What you have to do: Write out all the lines again, precisely as they stand, but without the images.

Records supplied:

= = = = = = =

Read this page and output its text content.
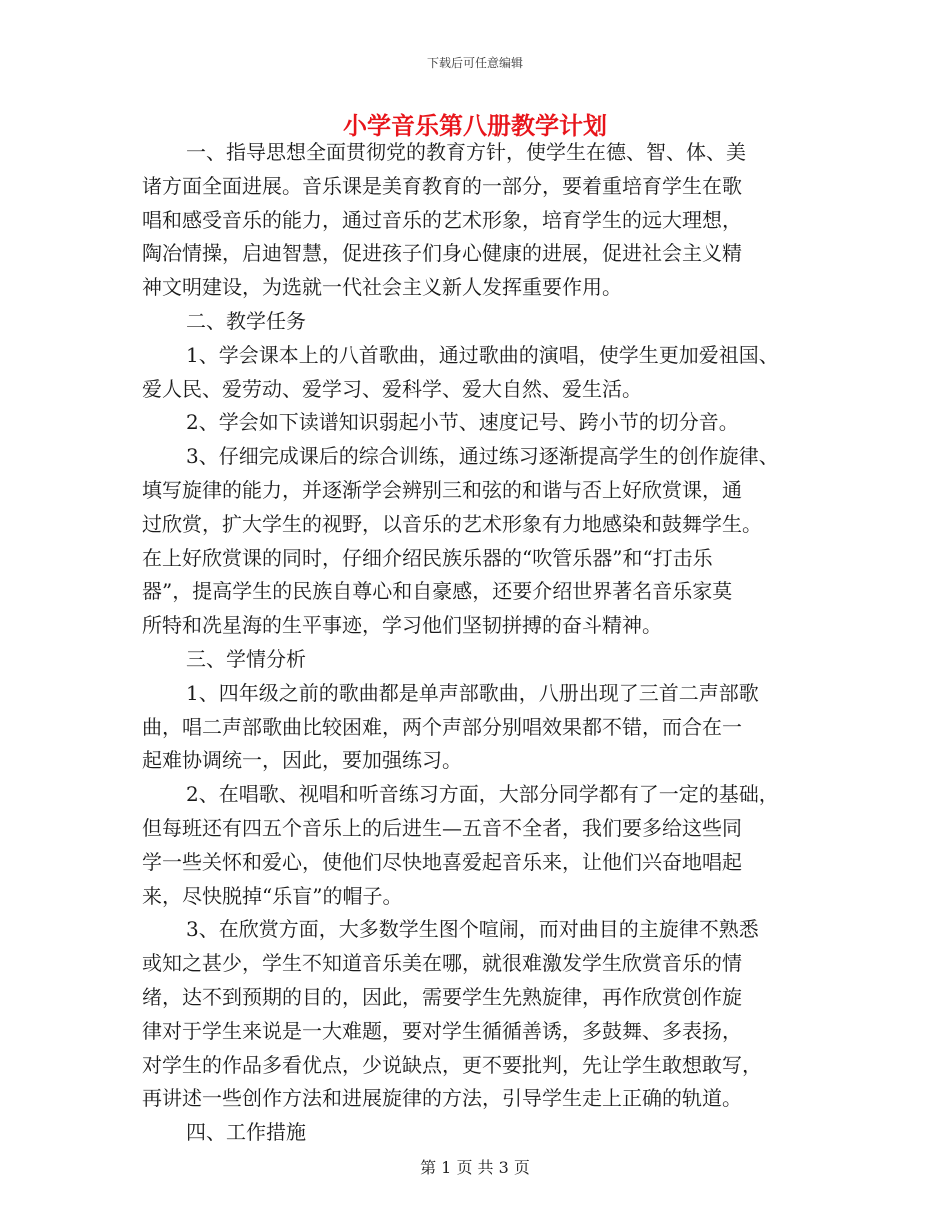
下载后可任意编辑
小学音乐第八册教学计划
一、指导思想全面贯彻党的教育方针，使学生在德、智、体、美
诸方面全面进展。音乐课是美育教育的一部分，要着重培育学生在歌
唱和感受音乐的能力，通过音乐的艺术形象，培育学生的远大理想，
陶冶情操，启迪智慧，促进孩子们身心健康的进展，促进社会主义精
神文明建设，为选就一代社会主义新人发挥重要作用。
二、教学任务
1、学会课本上的八首歌曲，通过歌曲的演唱，使学生更加爱祖国、
爱人民、爱劳动、爱学习、爱科学、爱大自然、爱生活。
2、学会如下读谱知识弱起小节、速度记号、跨小节的切分音。
3、仔细完成课后的综合训练，通过练习逐渐提高学生的创作旋律、
填写旋律的能力，并逐渐学会辨别三和弦的和谐与否上好欣赏课，通
过欣赏，扩大学生的视野，以音乐的艺术形象有力地感染和鼓舞学生。
在上好欣赏课的同时，仔细介绍民族乐器的“吹管乐器”和“打击乐
器”，提高学生的民族自尊心和自豪感，还要介绍世界著名音乐家莫
所特和冼星海的生平事迹，学习他们坚韧拼搏的奋斗精神。
三、学情分析
1、四年级之前的歌曲都是单声部歌曲，八册出现了三首二声部歌
曲，唱二声部歌曲比较困难，两个声部分别唱效果都不错，而合在一
起难协调统一，因此，要加强练习。
2、在唱歌、视唱和听音练习方面，大部分同学都有了一定的基础，
但每班还有四五个音乐上的后进生—五音不全者，我们要多给这些同
学一些关怀和爱心，使他们尽快地喜爱起音乐来，让他们兴奋地唱起
来，尽快脱掉“乐盲”的帽子。
3、在欣赏方面，大多数学生图个喧闹，而对曲目的主旋律不熟悉
或知之甚少，学生不知道音乐美在哪，就很难激发学生欣赏音乐的情
绪，达不到预期的目的，因此，需要学生先熟旋律，再作欣赏创作旋
律对于学生来说是一大难题，要对学生循循善诱，多鼓舞、多表扬，
对学生的作品多看优点，少说缺点，更不要批判，先让学生敢想敢写，
再讲述一些创作方法和进展旋律的方法，引导学生走上正确的轨道。
四、工作措施
第 1 页 共 3 页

= = = = = = =

Solution to this task:
Read this page and output its text content.
下载后可任意编辑
小学音乐第八册教学计划
一、指导思想全面贯彻党的教育方针，使学生在德、智、体、美
诸方面全面进展。音乐课是美育教育的一部分，要着重培育学生在歌
唱和感受音乐的能力，通过音乐的艺术形象，培育学生的远大理想，
陶冶情操，启迪智慧，促进孩子们身心健康的进展，促进社会主义精
神文明建设，为选就一代社会主义新人发挥重要作用。
二、教学任务
1、学会课本上的八首歌曲，通过歌曲的演唱，使学生更加爱祖国、
爱人民、爱劳动、爱学习、爱科学、爱大自然、爱生活。
2、学会如下读谱知识弱起小节、速度记号、跨小节的切分音。
3、仔细完成课后的综合训练，通过练习逐渐提高学生的创作旋律、
填写旋律的能力，并逐渐学会辨别三和弦的和谐与否上好欣赏课，通
过欣赏，扩大学生的视野，以音乐的艺术形象有力地感染和鼓舞学生。
在上好欣赏课的同时，仔细介绍民族乐器的“吹管乐器”和“打击乐
器”，提高学生的民族自尊心和自豪感，还要介绍世界著名音乐家莫
所特和冼星海的生平事迹，学习他们坚韧拼搏的奋斗精神。
三、学情分析
1、四年级之前的歌曲都是单声部歌曲，八册出现了三首二声部歌
曲，唱二声部歌曲比较困难，两个声部分别唱效果都不错，而合在一
起难协调统一，因此，要加强练习。
2、在唱歌、视唱和听音练习方面，大部分同学都有了一定的基础，
但每班还有四五个音乐上的后进生—五音不全者，我们要多给这些同
学一些关怀和爱心，使他们尽快地喜爱起音乐来，让他们兴奋地唱起
来，尽快脱掉“乐盲”的帽子。
3、在欣赏方面，大多数学生图个喧闹，而对曲目的主旋律不熟悉
或知之甚少，学生不知道音乐美在哪，就很难激发学生欣赏音乐的情
绪，达不到预期的目的，因此，需要学生先熟旋律，再作欣赏创作旋
律对于学生来说是一大难题，要对学生循循善诱，多鼓舞、多表扬，
对学生的作品多看优点，少说缺点，更不要批判，先让学生敢想敢写，
再讲述一些创作方法和进展旋律的方法，引导学生走上正确的轨道。
四、工作措施
第 1 页 共 3 页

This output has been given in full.